# Stored records
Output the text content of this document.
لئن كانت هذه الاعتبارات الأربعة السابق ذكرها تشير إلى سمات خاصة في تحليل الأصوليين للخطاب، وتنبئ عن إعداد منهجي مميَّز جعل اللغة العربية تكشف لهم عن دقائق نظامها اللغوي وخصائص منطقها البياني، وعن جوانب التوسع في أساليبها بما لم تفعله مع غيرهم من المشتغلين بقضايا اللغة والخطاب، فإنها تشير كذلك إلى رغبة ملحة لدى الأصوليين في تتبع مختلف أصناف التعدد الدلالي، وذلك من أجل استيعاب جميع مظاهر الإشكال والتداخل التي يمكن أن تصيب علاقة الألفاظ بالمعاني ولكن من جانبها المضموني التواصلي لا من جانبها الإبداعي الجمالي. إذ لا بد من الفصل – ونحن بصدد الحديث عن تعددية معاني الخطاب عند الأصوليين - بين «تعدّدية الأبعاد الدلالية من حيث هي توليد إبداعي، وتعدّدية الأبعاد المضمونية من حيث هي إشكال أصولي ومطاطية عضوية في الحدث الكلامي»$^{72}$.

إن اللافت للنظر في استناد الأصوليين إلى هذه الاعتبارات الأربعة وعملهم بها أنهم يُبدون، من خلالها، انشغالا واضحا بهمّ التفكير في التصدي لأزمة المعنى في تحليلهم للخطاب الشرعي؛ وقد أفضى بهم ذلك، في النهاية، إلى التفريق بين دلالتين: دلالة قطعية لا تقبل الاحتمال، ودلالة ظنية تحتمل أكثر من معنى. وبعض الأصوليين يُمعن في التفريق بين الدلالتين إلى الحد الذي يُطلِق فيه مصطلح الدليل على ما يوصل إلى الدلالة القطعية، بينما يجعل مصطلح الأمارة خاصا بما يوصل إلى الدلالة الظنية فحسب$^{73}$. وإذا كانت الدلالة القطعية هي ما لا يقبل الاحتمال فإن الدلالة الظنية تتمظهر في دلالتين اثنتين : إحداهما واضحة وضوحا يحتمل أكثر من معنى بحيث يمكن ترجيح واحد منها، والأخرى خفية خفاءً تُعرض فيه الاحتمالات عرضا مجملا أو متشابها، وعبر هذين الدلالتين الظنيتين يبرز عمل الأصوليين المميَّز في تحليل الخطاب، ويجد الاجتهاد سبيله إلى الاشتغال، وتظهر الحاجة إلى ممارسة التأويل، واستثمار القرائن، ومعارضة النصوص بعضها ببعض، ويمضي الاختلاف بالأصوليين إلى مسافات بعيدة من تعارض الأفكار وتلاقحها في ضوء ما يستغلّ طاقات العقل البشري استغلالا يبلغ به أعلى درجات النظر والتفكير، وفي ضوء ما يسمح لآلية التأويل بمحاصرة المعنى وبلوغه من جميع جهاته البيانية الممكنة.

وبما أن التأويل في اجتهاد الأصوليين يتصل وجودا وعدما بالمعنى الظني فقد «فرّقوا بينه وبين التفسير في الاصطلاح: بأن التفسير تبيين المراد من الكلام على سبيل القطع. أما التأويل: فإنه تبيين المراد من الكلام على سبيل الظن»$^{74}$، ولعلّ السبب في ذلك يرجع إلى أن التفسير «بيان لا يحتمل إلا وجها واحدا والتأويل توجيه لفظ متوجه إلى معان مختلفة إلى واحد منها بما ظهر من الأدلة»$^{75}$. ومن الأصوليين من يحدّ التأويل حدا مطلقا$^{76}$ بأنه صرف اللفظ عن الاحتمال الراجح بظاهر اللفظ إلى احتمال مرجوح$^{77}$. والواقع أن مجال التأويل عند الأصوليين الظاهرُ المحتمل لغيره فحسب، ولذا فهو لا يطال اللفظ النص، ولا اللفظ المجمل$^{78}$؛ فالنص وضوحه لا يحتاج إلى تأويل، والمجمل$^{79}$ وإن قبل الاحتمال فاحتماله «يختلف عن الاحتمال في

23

# TASK DIRECTIONS
Locate all lines holding the word "الأربعة", then copy them out.

# EXPECTED ANSWER
لئن كانت هذه الاعتبارات الأربعة السابق ذكرها تشير إلى سمات خاصة في تحليل الأصوليين للخطاب، وتنبئ عن إعداد منهجي مميَّز جعل اللغة العربية تكشف لهم عن دقائق نظامها اللغوي وخصائص منطقها البياني، وعن جوانب التوسع في أساليبها بما لم تفعله مع غيرهم من المشتغلين بقضايا اللغة والخطاب، فإنها تشير كذلك إلى رغبة ملحة لدى الأصوليين في تتبع مختلف أصناف التعدد الدلالي، وذلك من أجل استيعاب جميع مظاهر الإشكال والتداخل التي يمكن أن تصيب علاقة الألفاظ بالمعاني ولكن من جانبها المضموني التواصلي لا من جانبها الإبداعي الجمالي. إذ لا بد من الفصل – ونحن بصدد الحديث عن تعددية معاني الخطاب عند الأصوليين - بين «تعدّدية الأبعاد الدلالية من حيث هي توليد إبداعي، وتعدّدية الأبعاد المضمونية من حيث هي إشكال أصولي ومطاطية عضوية في الحدث الكلامي»$^{72}$.
إن اللافت للنظر في استناد الأصوليين إلى هذه الاعتبارات الأربعة وعملهم بها أنهم يُبدون، من خلالها، انشغالا واضحا بهمّ التفكير في التصدي لأزمة المعنى في تحليلهم للخطاب الشرعي؛ وقد أفضى بهم ذلك، في النهاية، إلى التفريق بين دلالتين: دلالة قطعية لا تقبل الاحتمال، ودلالة ظنية تحتمل أكثر من معنى. وبعض الأصوليين يُمعن في التفريق بين الدلالتين إلى الحد الذي يُطلِق فيه مصطلح الدليل على ما يوصل إلى الدلالة القطعية، بينما يجعل مصطلح الأمارة خاصا بما يوصل إلى الدلالة الظنية فحسب$^{73}$. وإذا كانت الدلالة القطعية هي ما لا يقبل الاحتمال فإن الدلالة الظنية تتمظهر في دلالتين اثنتين : إحداهما واضحة وضوحا يحتمل أكثر من معنى بحيث يمكن ترجيح واحد منها، والأخرى خفية خفاءً تُعرض فيه الاحتمالات عرضا مجملا أو متشابها، وعبر هذين الدلالتين الظنيتين يبرز عمل الأصوليين المميَّز في تحليل الخطاب، ويجد الاجتهاد سبيله إلى الاشتغال، وتظهر الحاجة إلى ممارسة التأويل، واستثمار القرائن، ومعارضة النصوص بعضها ببعض، ويمضي الاختلاف بالأصوليين إلى مسافات بعيدة من تعارض الأفكار وتلاقحها في ضوء ما يستغلّ طاقات العقل البشري استغلالا يبلغ به أعلى درجات النظر والتفكير، وفي ضوء ما يسمح لآلية التأويل بمحاصرة المعنى وبلوغه من جميع جهاته البيانية الممكنة.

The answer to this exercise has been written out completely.